Data entries
────
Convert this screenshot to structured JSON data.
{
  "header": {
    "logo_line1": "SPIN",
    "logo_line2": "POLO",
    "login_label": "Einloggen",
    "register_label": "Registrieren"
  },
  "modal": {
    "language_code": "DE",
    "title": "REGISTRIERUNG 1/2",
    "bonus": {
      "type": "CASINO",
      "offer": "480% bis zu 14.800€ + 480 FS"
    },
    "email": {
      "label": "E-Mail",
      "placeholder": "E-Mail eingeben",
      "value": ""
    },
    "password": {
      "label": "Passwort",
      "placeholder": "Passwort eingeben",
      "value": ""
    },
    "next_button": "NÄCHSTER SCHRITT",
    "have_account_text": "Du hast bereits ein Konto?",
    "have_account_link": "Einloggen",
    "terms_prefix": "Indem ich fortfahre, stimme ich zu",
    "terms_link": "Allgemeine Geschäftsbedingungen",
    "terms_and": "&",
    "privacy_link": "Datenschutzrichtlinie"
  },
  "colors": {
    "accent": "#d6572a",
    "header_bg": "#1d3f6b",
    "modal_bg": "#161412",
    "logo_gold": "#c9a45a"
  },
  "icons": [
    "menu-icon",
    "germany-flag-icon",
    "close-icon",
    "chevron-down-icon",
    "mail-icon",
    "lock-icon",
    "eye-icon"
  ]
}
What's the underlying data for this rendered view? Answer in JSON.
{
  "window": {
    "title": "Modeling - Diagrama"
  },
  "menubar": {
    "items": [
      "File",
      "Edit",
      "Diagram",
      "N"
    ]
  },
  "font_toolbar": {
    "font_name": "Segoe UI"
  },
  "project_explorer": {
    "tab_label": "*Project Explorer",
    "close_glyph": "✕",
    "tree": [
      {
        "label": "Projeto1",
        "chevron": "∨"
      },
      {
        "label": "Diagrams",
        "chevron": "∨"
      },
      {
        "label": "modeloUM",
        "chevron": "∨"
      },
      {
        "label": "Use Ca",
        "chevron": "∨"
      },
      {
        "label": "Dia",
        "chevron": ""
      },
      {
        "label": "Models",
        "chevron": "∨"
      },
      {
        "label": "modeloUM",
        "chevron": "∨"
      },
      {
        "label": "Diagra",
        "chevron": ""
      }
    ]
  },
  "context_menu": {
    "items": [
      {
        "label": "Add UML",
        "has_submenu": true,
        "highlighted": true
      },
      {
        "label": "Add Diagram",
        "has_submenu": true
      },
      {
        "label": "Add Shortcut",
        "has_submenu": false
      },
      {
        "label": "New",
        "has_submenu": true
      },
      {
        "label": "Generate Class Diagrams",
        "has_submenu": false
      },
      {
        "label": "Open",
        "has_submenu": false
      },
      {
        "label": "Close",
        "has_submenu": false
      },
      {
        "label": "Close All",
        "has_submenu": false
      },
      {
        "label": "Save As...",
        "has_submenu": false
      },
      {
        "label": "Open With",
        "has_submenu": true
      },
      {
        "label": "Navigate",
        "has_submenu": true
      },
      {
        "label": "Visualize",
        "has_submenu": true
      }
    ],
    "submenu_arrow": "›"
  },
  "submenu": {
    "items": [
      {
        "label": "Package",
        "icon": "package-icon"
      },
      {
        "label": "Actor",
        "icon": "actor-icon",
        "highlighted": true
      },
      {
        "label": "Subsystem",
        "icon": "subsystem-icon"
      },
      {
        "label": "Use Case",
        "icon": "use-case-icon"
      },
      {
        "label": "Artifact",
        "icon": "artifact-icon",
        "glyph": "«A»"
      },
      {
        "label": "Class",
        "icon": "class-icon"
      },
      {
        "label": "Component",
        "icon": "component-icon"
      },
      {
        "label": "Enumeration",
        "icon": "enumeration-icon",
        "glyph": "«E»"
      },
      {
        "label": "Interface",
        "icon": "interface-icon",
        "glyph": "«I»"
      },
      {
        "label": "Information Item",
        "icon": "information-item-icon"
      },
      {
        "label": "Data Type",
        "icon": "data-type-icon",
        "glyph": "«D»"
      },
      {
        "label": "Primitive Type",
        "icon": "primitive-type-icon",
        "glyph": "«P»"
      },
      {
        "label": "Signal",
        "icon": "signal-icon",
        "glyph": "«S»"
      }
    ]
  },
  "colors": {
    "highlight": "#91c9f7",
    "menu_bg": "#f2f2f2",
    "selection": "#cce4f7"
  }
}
────
◆ **Challenge**
Take the entries and copy them out exactly.

◆ **Solution below**
Convert this screenshot to structured JSON data.
{
  "header": {
    "logo_line1": "SPIN",
    "logo_line2": "POLO",
    "login_label": "Einloggen",
    "register_label": "Registrieren"
  },
  "modal": {
    "language_code": "DE",
    "title": "REGISTRIERUNG 1/2",
    "bonus": {
      "type": "CASINO",
      "offer": "480% bis zu 14.800€ + 480 FS"
    },
    "email": {
      "label": "E-Mail",
      "placeholder": "E-Mail eingeben",
      "value": ""
    },
    "password": {
      "label": "Passwort",
      "placeholder": "Passwort eingeben",
      "value": ""
    },
    "next_button": "NÄCHSTER SCHRITT",
    "have_account_text": "Du hast bereits ein Konto?",
    "have_account_link": "Einloggen",
    "terms_prefix": "Indem ich fortfahre, stimme ich zu",
    "terms_link": "Allgemeine Geschäftsbedingungen",
    "terms_and": "&",
    "privacy_link": "Datenschutzrichtlinie"
  },
  "colors": {
    "accent": "#d6572a",
    "header_bg": "#1d3f6b",
    "modal_bg": "#161412",
    "logo_gold": "#c9a45a"
  },
  "icons": [
    "menu-icon",
    "germany-flag-icon",
    "close-icon",
    "chevron-down-icon",
    "mail-icon",
    "lock-icon",
    "eye-icon"
  ]
}
What's the underlying data for this rendered view? Answer in JSON.
{
  "window": {
    "title": "Modeling - Diagrama"
  },
  "menubar": {
    "items": [
      "File",
      "Edit",
      "Diagram",
      "N"
    ]
  },
  "font_toolbar": {
    "font_name": "Segoe UI"
  },
  "project_explorer": {
    "tab_label": "*Project Explorer",
    "close_glyph": "✕",
    "tree": [
      {
        "label": "Projeto1",
        "chevron": "∨"
      },
      {
        "label": "Diagrams",
        "chevron": "∨"
      },
      {
        "label": "modeloUM",
        "chevron": "∨"
      },
      {
        "label": "Use Ca",
        "chevron": "∨"
      },
      {
        "label": "Dia",
        "chevron": ""
      },
      {
        "label": "Models",
        "chevron": "∨"
      },
      {
        "label": "modeloUM",
        "chevron": "∨"
      },
      {
        "label": "Diagra",
        "chevron": ""
      }
    ]
  },
  "context_menu": {
    "items": [
      {
        "label": "Add UML",
        "has_submenu": true,
        "highlighted": true
      },
      {
        "label": "Add Diagram",
        "has_submenu": true
      },
      {
        "label": "Add Shortcut",
        "has_submenu": false
      },
      {
        "label": "New",
        "has_submenu": true
      },
      {
        "label": "Generate Class Diagrams",
        "has_submenu": false
      },
      {
        "label": "Open",
        "has_submenu": false
      },
      {
        "label": "Close",
        "has_submenu": false
      },
      {
        "label": "Close All",
        "has_submenu": false
      },
      {
        "label": "Save As...",
        "has_submenu": false
      },
      {
        "label": "Open With",
        "has_submenu": true
      },
      {
        "label": "Navigate",
        "has_submenu": true
      },
      {
        "label": "Visualize",
        "has_submenu": true
      }
    ],
    "submenu_arrow": "›"
  },
  "submenu": {
    "items": [
      {
        "label": "Package",
        "icon": "package-icon"
      },
      {
        "label": "Actor",
        "icon": "actor-icon",
        "highlighted": true
      },
      {
        "label": "Subsystem",
        "icon": "subsystem-icon"
      },
      {
        "label": "Use Case",
        "icon": "use-case-icon"
      },
      {
        "label": "Artifact",
        "icon": "artifact-icon",
        "glyph": "«A»"
      },
      {
        "label": "Class",
        "icon": "class-icon"
      },
      {
        "label": "Component",
        "icon": "component-icon"
      },
      {
        "label": "Enumeration",
        "icon": "enumeration-icon",
        "glyph": "«E»"
      },
      {
        "label": "Interface",
        "icon": "interface-icon",
        "glyph": "«I»"
      },
      {
        "label": "Information Item",
        "icon": "information-item-icon"
      },
      {
        "label": "Data Type",
        "icon": "data-type-icon",
        "glyph": "«D»"
      },
      {
        "label": "Primitive Type",
        "icon": "primitive-type-icon",
        "glyph": "«P»"
      },
      {
        "label": "Signal",
        "icon": "signal-icon",
        "glyph": "«S»"
      }
    ]
  },
  "colors": {
    "highlight": "#91c9f7",
    "menu_bg": "#f2f2f2",
    "selection": "#cce4f7"
  }
}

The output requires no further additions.